Stored data entries:
++++++++
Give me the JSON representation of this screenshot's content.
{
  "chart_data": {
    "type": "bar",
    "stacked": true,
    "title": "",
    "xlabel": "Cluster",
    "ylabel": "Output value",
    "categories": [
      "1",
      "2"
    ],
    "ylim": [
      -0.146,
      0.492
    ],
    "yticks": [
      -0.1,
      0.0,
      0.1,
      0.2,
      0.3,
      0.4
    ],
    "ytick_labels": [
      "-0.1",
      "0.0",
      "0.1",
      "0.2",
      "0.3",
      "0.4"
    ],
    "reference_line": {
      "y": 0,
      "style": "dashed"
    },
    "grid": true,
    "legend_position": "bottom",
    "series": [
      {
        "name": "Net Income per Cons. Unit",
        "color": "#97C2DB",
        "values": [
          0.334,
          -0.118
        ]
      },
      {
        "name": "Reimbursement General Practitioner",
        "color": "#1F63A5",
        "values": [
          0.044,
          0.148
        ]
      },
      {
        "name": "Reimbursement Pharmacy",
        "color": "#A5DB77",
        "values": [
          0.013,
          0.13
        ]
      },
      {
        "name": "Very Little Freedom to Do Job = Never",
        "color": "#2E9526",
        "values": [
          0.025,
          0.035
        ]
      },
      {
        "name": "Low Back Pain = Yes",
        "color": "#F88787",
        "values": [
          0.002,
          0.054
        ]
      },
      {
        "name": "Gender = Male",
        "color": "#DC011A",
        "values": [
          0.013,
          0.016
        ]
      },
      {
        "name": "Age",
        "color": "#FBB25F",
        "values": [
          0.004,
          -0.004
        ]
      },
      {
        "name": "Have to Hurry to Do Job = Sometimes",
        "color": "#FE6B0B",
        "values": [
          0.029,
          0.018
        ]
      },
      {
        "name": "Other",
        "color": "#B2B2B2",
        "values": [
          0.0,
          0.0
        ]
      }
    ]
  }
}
++++++++
WORK TO BE COMPLETED: Show the lines that mention the word "color".

TASK ANSWER:
        "color": "#97C2DB",
        "color": "#1F63A5",
        "color": "#A5DB77",
        "color": "#2E9526",
        "color": "#F88787",
        "color": "#DC011A",
        "color": "#FBB25F",
        "color": "#FE6B0B",
        "color": "#B2B2B2",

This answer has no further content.